= Work to be completed =
Repeat every record exactly, but keep images out of the copy.
------------------------------------
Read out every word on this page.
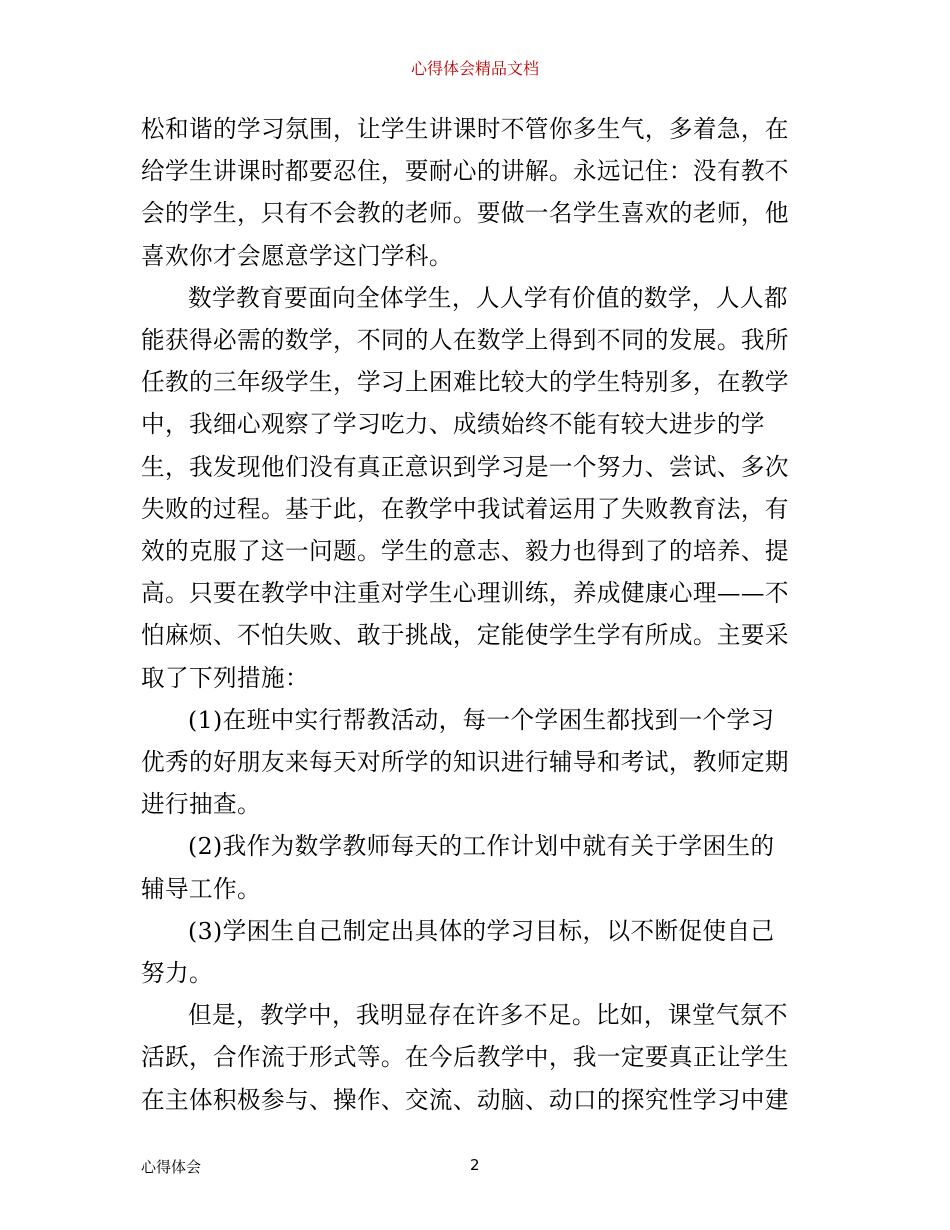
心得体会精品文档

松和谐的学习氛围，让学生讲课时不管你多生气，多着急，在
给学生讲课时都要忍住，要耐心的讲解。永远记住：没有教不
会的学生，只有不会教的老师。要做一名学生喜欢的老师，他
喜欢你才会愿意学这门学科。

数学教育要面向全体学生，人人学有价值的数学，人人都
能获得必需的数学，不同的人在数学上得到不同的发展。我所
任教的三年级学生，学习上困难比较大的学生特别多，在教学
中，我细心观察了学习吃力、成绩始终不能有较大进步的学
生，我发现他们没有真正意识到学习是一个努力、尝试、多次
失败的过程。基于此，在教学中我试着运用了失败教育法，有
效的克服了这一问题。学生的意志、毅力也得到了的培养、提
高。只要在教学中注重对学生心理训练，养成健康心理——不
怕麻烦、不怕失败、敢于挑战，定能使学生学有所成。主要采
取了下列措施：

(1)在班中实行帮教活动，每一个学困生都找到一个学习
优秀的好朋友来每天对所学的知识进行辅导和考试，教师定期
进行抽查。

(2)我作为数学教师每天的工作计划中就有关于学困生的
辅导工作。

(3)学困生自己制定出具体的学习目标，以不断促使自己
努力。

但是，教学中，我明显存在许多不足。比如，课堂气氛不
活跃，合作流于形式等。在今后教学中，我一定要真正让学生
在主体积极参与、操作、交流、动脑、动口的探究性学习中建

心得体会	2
------------------------------------
= Task solution =
Read out every word on this page.
心得体会精品文档

松和谐的学习氛围，让学生讲课时不管你多生气，多着急，在
给学生讲课时都要忍住，要耐心的讲解。永远记住：没有教不
会的学生，只有不会教的老师。要做一名学生喜欢的老师，他
喜欢你才会愿意学这门学科。

数学教育要面向全体学生，人人学有价值的数学，人人都
能获得必需的数学，不同的人在数学上得到不同的发展。我所
任教的三年级学生，学习上困难比较大的学生特别多，在教学
中，我细心观察了学习吃力、成绩始终不能有较大进步的学
生，我发现他们没有真正意识到学习是一个努力、尝试、多次
失败的过程。基于此，在教学中我试着运用了失败教育法，有
效的克服了这一问题。学生的意志、毅力也得到了的培养、提
高。只要在教学中注重对学生心理训练，养成健康心理——不
怕麻烦、不怕失败、敢于挑战，定能使学生学有所成。主要采
取了下列措施：

(1)在班中实行帮教活动，每一个学困生都找到一个学习
优秀的好朋友来每天对所学的知识进行辅导和考试，教师定期
进行抽查。

(2)我作为数学教师每天的工作计划中就有关于学困生的
辅导工作。

(3)学困生自己制定出具体的学习目标，以不断促使自己
努力。

但是，教学中，我明显存在许多不足。比如，课堂气氛不
活跃，合作流于形式等。在今后教学中，我一定要真正让学生
在主体积极参与、操作、交流、动脑、动口的探究性学习中建

心得体会	2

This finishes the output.